REQUIRED WORK
Would it be possible to write out each entry below exactly, without the pictures?

Part of a data file:
'''
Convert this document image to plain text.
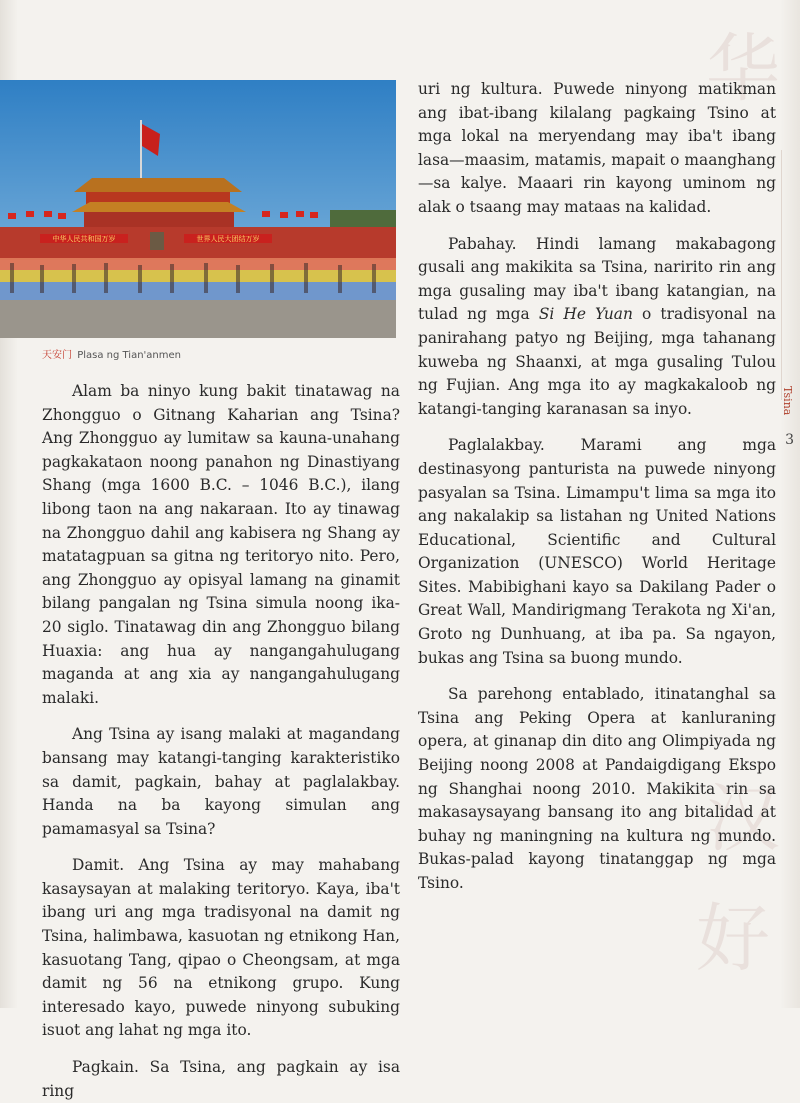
华
汉
好
中华人民共和国万岁	世界人民大团结万岁
天安门 Plasa ng Tian'anmen

Alam ba ninyo kung bakit tinatawag na Zhongguo o Gitnang Kaharian ang Tsina? Ang Zhongguo ay lumitaw sa kauna-unahang pagkakataon noong panahon ng Dinastiyang Shang (mga 1600 B.C. – 1046 B.C.), ilang libong taon na ang nakaraan. Ito ay tinawag na Zhongguo dahil ang kabisera ng Shang ay matatagpuan sa gitna ng teritoryo nito. Pero, ang Zhongguo ay opisyal lamang na ginamit bilang pangalan ng Tsina simula noong ika-20 siglo. Tinatawag din ang Zhongguo bilang Huaxia: ang hua ay nangangahulugang maganda at ang xia ay nangangahulugang malaki.

Ang Tsina ay isang malaki at magandang bansang may katangi-tanging karakteristiko sa damit, pagkain, bahay at paglalakbay. Handa na ba kayong simulan ang pamamasyal sa Tsina?

Damit. Ang Tsina ay may mahabang kasaysayan at malaking teritoryo. Kaya, iba't ibang uri ang mga tradisyonal na damit ng Tsina, halimbawa, kasuotan ng etnikong Han, kasuotang Tang, qipao o Cheongsam, at mga damit ng 56 na etnikong grupo. Kung interesado kayo, puwede ninyong subuking isuot ang lahat ng mga ito.

Pagkain. Sa Tsina, ang pagkain ay isa ring

uri ng kultura. Puwede ninyong matikman ang ibat-ibang kilalang pagkaing Tsino at mga lokal na meryendang may iba't ibang lasa—maasim, matamis, mapait o maanghang—sa kalye. Maaari rin kayong uminom ng alak o tsaang may mataas na kalidad.

Pabahay. Hindi lamang makabagong gusali ang makikita sa Tsina, naririto rin ang mga gusaling may iba't ibang katangian, na tulad ng mga Si He Yuan o tradisyonal na panirahang patyo ng Beijing, mga tahanang kuweba ng Shaanxi, at mga gusaling Tulou ng Fujian. Ang mga ito ay magkakaloob ng katangi-tanging karanasan sa inyo.

Paglalakbay. Marami ang mga destinasyong panturista na puwede ninyong pasyalan sa Tsina. Limampu't lima sa mga ito ang nakalakip sa listahan ng United Nations Educational, Scientific and Cultural Organization (UNESCO) World Heritage Sites. Mabibighani kayo sa Dakilang Pader o Great Wall, Mandirigmang Terakota ng Xi'an, Groto ng Dunhuang, at iba pa. Sa ngayon, bukas ang Tsina sa buong mundo.

Sa parehong entablado, itinatanghal sa Tsina ang Peking Opera at kanluraning opera, at ginanap din dito ang Olimpiyada ng Beijing noong 2008 at Pandaigdigang Ekspo ng Shanghai noong 2010. Makikita rin sa makasaysayang bansang ito ang bitalidad at buhay ng maningning na kultura ng mundo. Bukas-palad kayong tinatanggap ng mga Tsino.

Tsina
3
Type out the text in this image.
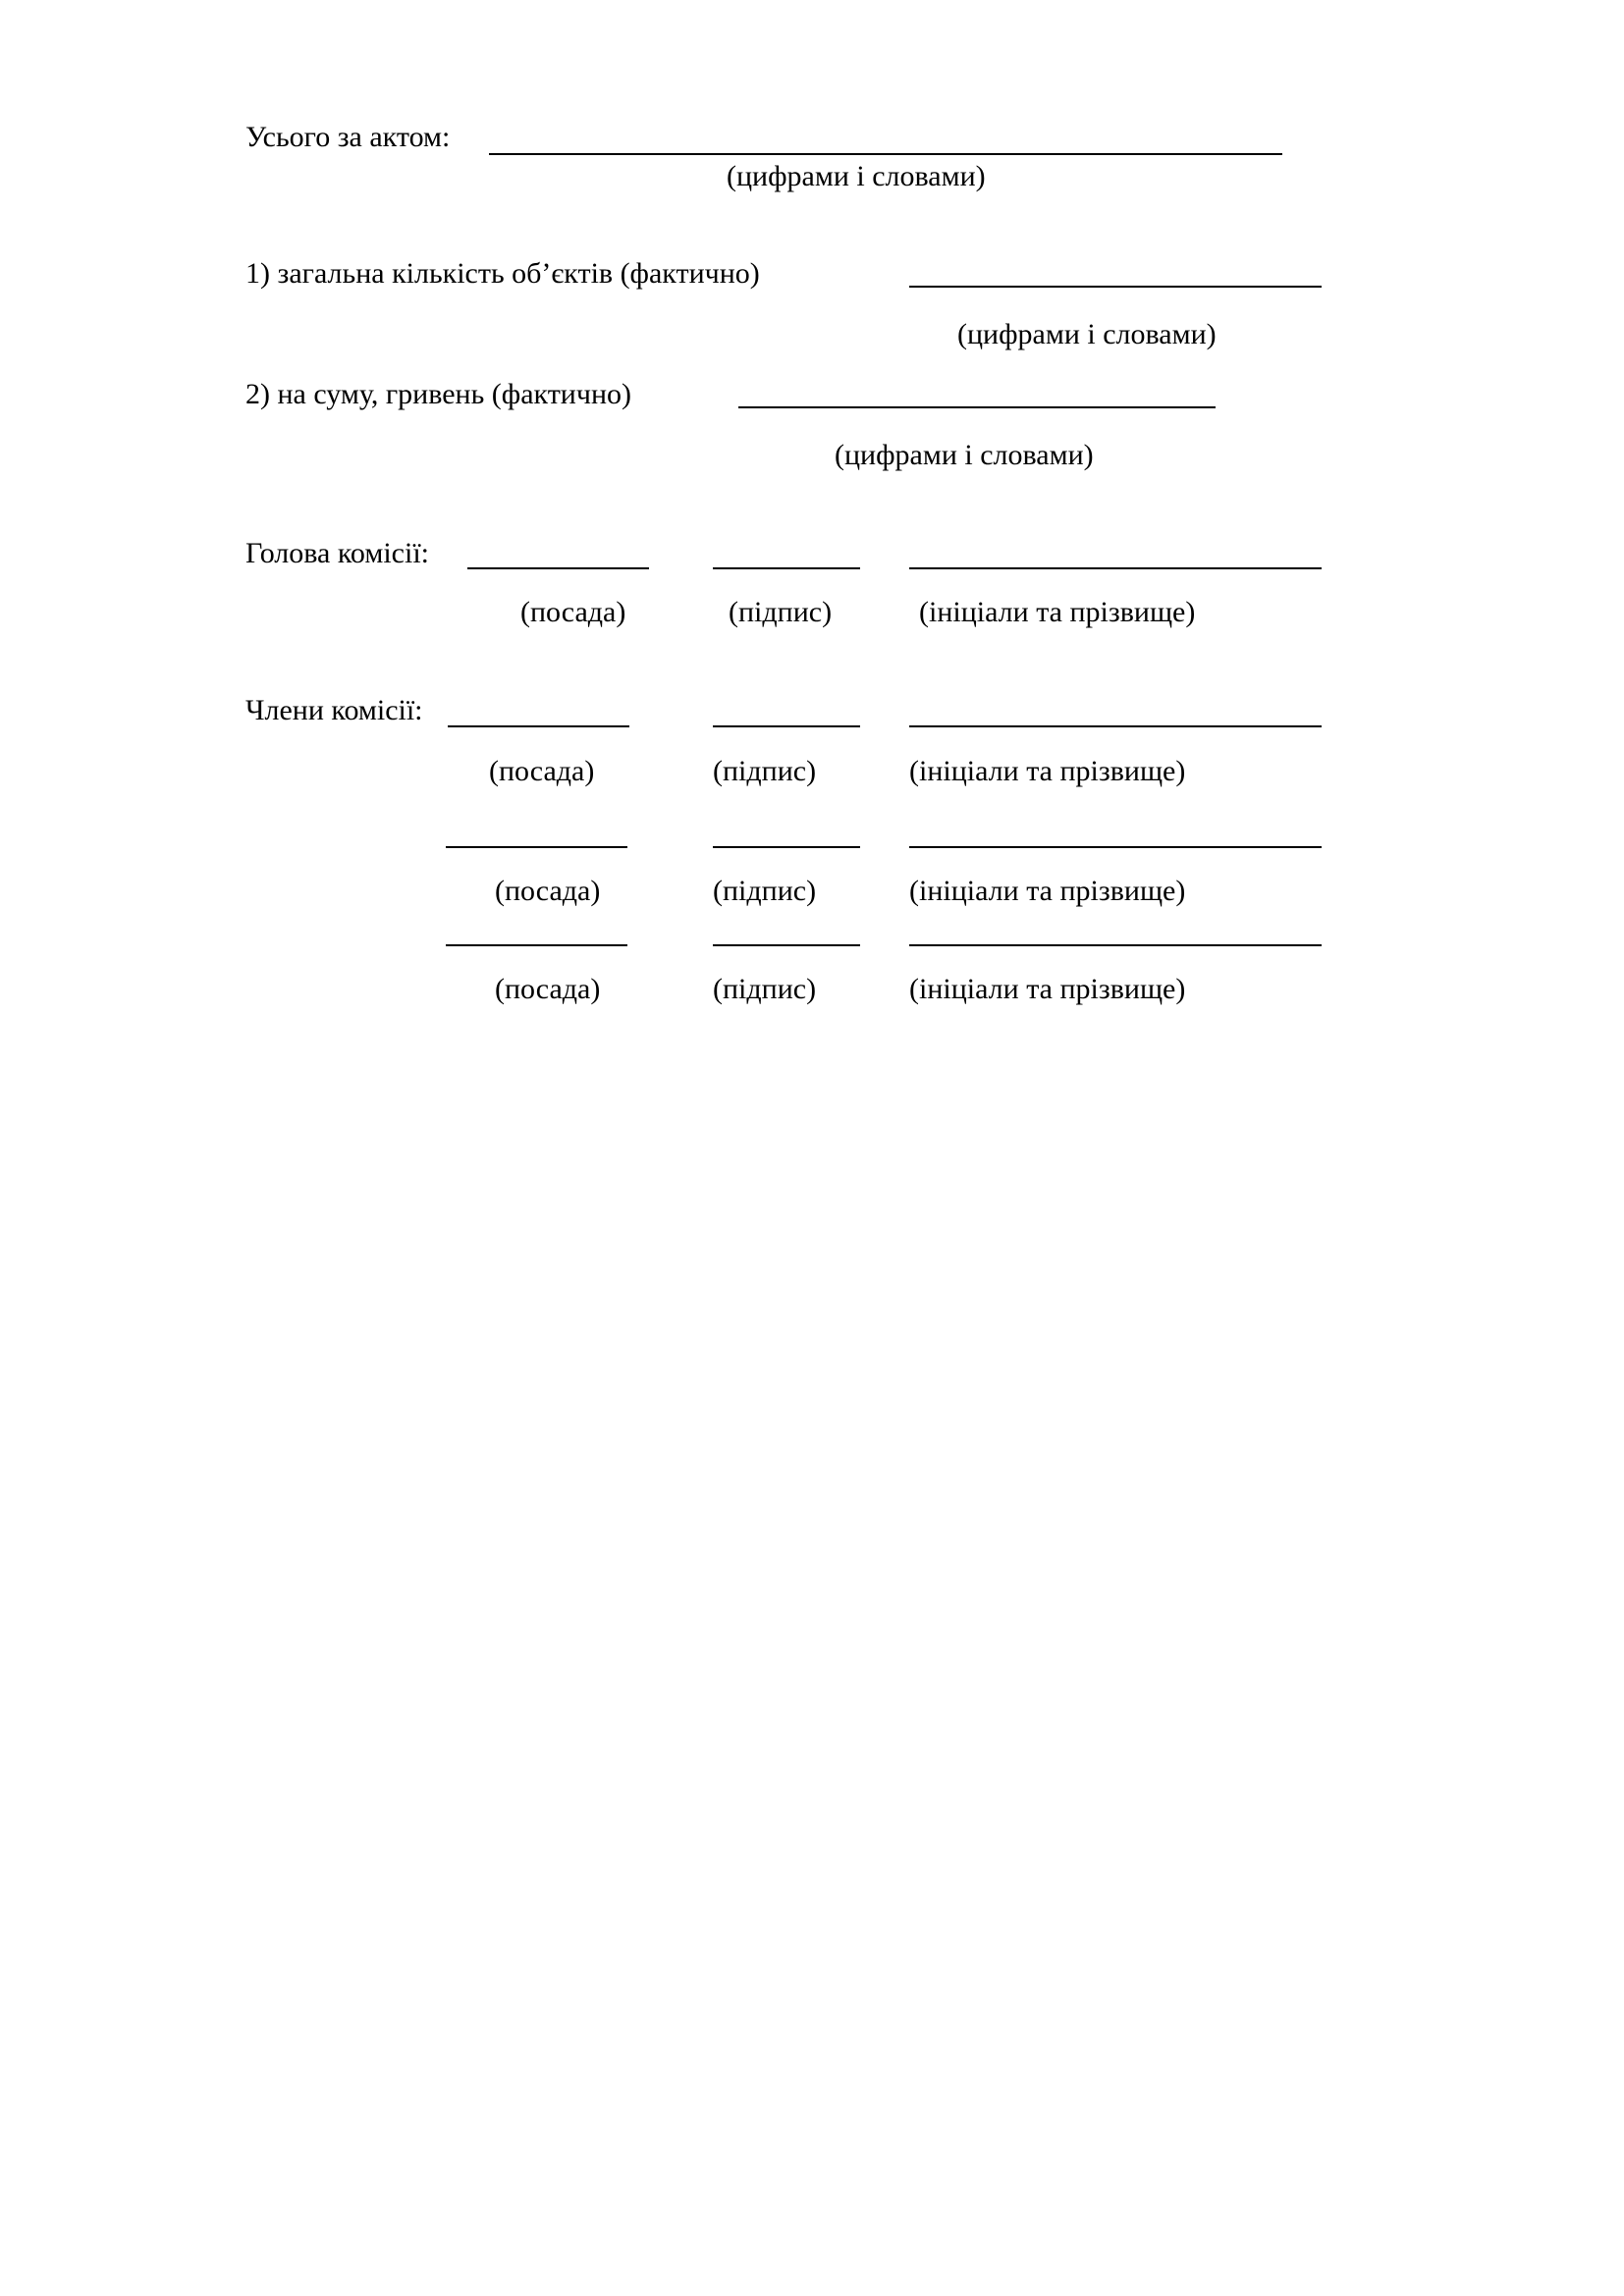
Усього за актом:
(цифрами і словами)
1) загальна кількість об’єктів (фактично)
(цифрами і словами)
2) на суму, гривень (фактично)
(цифрами і словами)
Голова комісії:
(посада)	(підпис)	(ініціали та прізвище)
Члени комісії:
(посада)	(підпис)	(ініціали та прізвище)
(посада)	(підпис)	(ініціали та прізвище)
(посада)	(підпис)	(ініціали та прізвище)
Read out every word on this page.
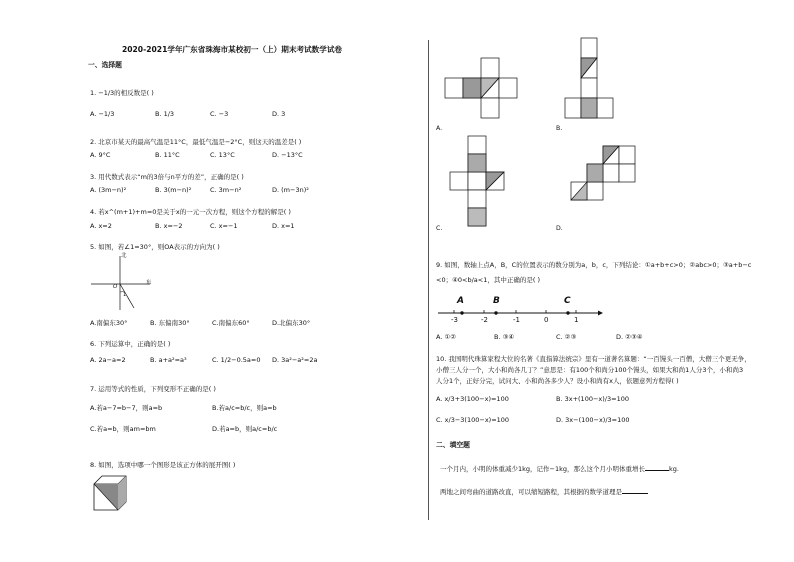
2020-2021学年广东省珠海市某校初一（上）期末考试数学试卷
一、选择题
1. −1/3的相反数是( )
A. −1/3	B. 1/3	C. −3	D. 3
2. 北京市某天的最高气温是11°C，最低气温是−2°C，则这天的温差是( )
A. 9°C	B. 11°C	C. 13°C	D. −13°C
3. 用代数式表示“m的3倍与n平方的差”，正确的是( )
A. (3m−n)²	B. 3(m−n)²	C. 3m−n²	D. (m−3n)²
4. 若x^(m+1)+m=0是关于x的一元一次方程，则这个方程的解是( )
A. x=2	B. x=−2	C. x=−1	D. x=1
5. 如图，若∠1=30°，则OA表示的方向为( )
北
东
O
1
A.南偏东30°	B. 东偏南30°	C.南偏东60°	D.北偏东30°
6. 下列运算中，正确的是( )
A. 2a−a=2	B. a+a²=a³	C. 1/2−0.5a=0 D. 3a²−a²=2a
7. 运用等式的性质，下列变形不正确的是( )
A.若a−7=b−7，则a=b	B.若a/c=b/c，则a=b
C.若a=b，则am=bm	D.若a=b，则a/c=b/c
8. 如图，选项中哪一个图形是该正方体的展开图( )
A.	B.
C.	D.
9. 如图，数轴上点A，B，C的位置表示的数分别为a，b，c，下列结论：①a+b+c>0；②abc>0；③a+b−c
<0；④0<b/a<1，其中正确的是( )
A	B	C
-3	-2	-1	0	1
A. ①②	B. ③④	C. ②③	D. ②③④
10. 我国明代珠算家程大位的名著《直指算法统宗》里有一道著名算题：“一百馒头一百僧，大僧三个更无争，
小僧三人分一个，大小和尚各几丁？”意思是：有100个和尚分100个馒头，如果大和尚1人分3个，小和尚3
人分1个，正好分完，试问大、小和尚各多少人？设小和尚有x人，依题意列方程得( )
A. x/3+3(100−x)=100	B. 3x+(100−x)/3=100
C. x/3−3(100−x)=100	D. 3x−(100−x)/3=100
二、填空题
一个月内，小明的体重减少1kg，记作−1kg，那么这个月小明体重增长	kg.
两地之间弯曲的道路改直，可以缩短路程，其根据的数学道理是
'''
EXPECTED OUTPUT
Convert this document image to plain text.
华
汉
好
中华人民共和国万岁	世界人民大团结万岁
天安门 Plasa ng Tian'anmen

Alam ba ninyo kung bakit tinatawag na Zhongguo o Gitnang Kaharian ang Tsina? Ang Zhongguo ay lumitaw sa kauna-unahang pagkakataon noong panahon ng Dinastiyang Shang (mga 1600 B.C. – 1046 B.C.), ilang libong taon na ang nakaraan. Ito ay tinawag na Zhongguo dahil ang kabisera ng Shang ay matatagpuan sa gitna ng teritoryo nito. Pero, ang Zhongguo ay opisyal lamang na ginamit bilang pangalan ng Tsina simula noong ika-20 siglo. Tinatawag din ang Zhongguo bilang Huaxia: ang hua ay nangangahulugang maganda at ang xia ay nangangahulugang malaki.

Ang Tsina ay isang malaki at magandang bansang may katangi-tanging karakteristiko sa damit, pagkain, bahay at paglalakbay. Handa na ba kayong simulan ang pamamasyal sa Tsina?

Damit. Ang Tsina ay may mahabang kasaysayan at malaking teritoryo. Kaya, iba't ibang uri ang mga tradisyonal na damit ng Tsina, halimbawa, kasuotan ng etnikong Han, kasuotang Tang, qipao o Cheongsam, at mga damit ng 56 na etnikong grupo. Kung interesado kayo, puwede ninyong subuking isuot ang lahat ng mga ito.

Pagkain. Sa Tsina, ang pagkain ay isa ring

uri ng kultura. Puwede ninyong matikman ang ibat-ibang kilalang pagkaing Tsino at mga lokal na meryendang may iba't ibang lasa—maasim, matamis, mapait o maanghang—sa kalye. Maaari rin kayong uminom ng alak o tsaang may mataas na kalidad.

Pabahay. Hindi lamang makabagong gusali ang makikita sa Tsina, naririto rin ang mga gusaling may iba't ibang katangian, na tulad ng mga Si He Yuan o tradisyonal na panirahang patyo ng Beijing, mga tahanang kuweba ng Shaanxi, at mga gusaling Tulou ng Fujian. Ang mga ito ay magkakaloob ng katangi-tanging karanasan sa inyo.

Paglalakbay. Marami ang mga destinasyong panturista na puwede ninyong pasyalan sa Tsina. Limampu't lima sa mga ito ang nakalakip sa listahan ng United Nations Educational, Scientific and Cultural Organization (UNESCO) World Heritage Sites. Mabibighani kayo sa Dakilang Pader o Great Wall, Mandirigmang Terakota ng Xi'an, Groto ng Dunhuang, at iba pa. Sa ngayon, bukas ang Tsina sa buong mundo.

Sa parehong entablado, itinatanghal sa Tsina ang Peking Opera at kanluraning opera, at ginanap din dito ang Olimpiyada ng Beijing noong 2008 at Pandaigdigang Ekspo ng Shanghai noong 2010. Makikita rin sa makasaysayang bansang ito ang bitalidad at buhay ng maningning na kultura ng mundo. Bukas-palad kayong tinatanggap ng mga Tsino.

Tsina
3
Type out the text in this image.
Усього за актом:
(цифрами і словами)
1) загальна кількість об’єктів (фактично)
(цифрами і словами)
2) на суму, гривень (фактично)
(цифрами і словами)
Голова комісії:
(посада)	(підпис)	(ініціали та прізвище)
Члени комісії:
(посада)	(підпис)	(ініціали та прізвище)
(посада)	(підпис)	(ініціали та прізвище)
(посада)	(підпис)	(ініціали та прізвище)
Read out every word on this page.
2020-2021学年广东省珠海市某校初一（上）期末考试数学试卷
一、选择题
1. −1/3的相反数是( )
A. −1/3	B. 1/3	C. −3	D. 3
2. 北京市某天的最高气温是11°C，最低气温是−2°C，则这天的温差是( )
A. 9°C	B. 11°C	C. 13°C	D. −13°C
3. 用代数式表示“m的3倍与n平方的差”，正确的是( )
A. (3m−n)²	B. 3(m−n)²	C. 3m−n²	D. (m−3n)²
4. 若x^(m+1)+m=0是关于x的一元一次方程，则这个方程的解是( )
A. x=2	B. x=−2	C. x=−1	D. x=1
5. 如图，若∠1=30°，则OA表示的方向为( )
北
东
O
1
A.南偏东30°	B. 东偏南30°	C.南偏东60°	D.北偏东30°
6. 下列运算中，正确的是( )
A. 2a−a=2	B. a+a²=a³	C. 1/2−0.5a=0 D. 3a²−a²=2a
7. 运用等式的性质，下列变形不正确的是( )
A.若a−7=b−7，则a=b	B.若a/c=b/c，则a=b
C.若a=b，则am=bm	D.若a=b，则a/c=b/c
8. 如图，选项中哪一个图形是该正方体的展开图( )
A.	B.
C.	D.
9. 如图，数轴上点A，B，C的位置表示的数分别为a，b，c，下列结论：①a+b+c>0；②abc>0；③a+b−c
<0；④0<b/a<1，其中正确的是( )
A	B	C
-3	-2	-1	0	1
A. ①②	B. ③④	C. ②③	D. ②③④
10. 我国明代珠算家程大位的名著《直指算法统宗》里有一道著名算题：“一百馒头一百僧，大僧三个更无争，
小僧三人分一个，大小和尚各几丁？”意思是：有100个和尚分100个馒头，如果大和尚1人分3个，小和尚3
人分1个，正好分完，试问大、小和尚各多少人？设小和尚有x人，依题意列方程得( )
A. x/3+3(100−x)=100	B. 3x+(100−x)/3=100
C. x/3−3(100−x)=100	D. 3x−(100−x)/3=100
二、填空题
一个月内，小明的体重减少1kg，记作−1kg，那么这个月小明体重增长	kg.
两地之间弯曲的道路改直，可以缩短路程，其根据的数学道理是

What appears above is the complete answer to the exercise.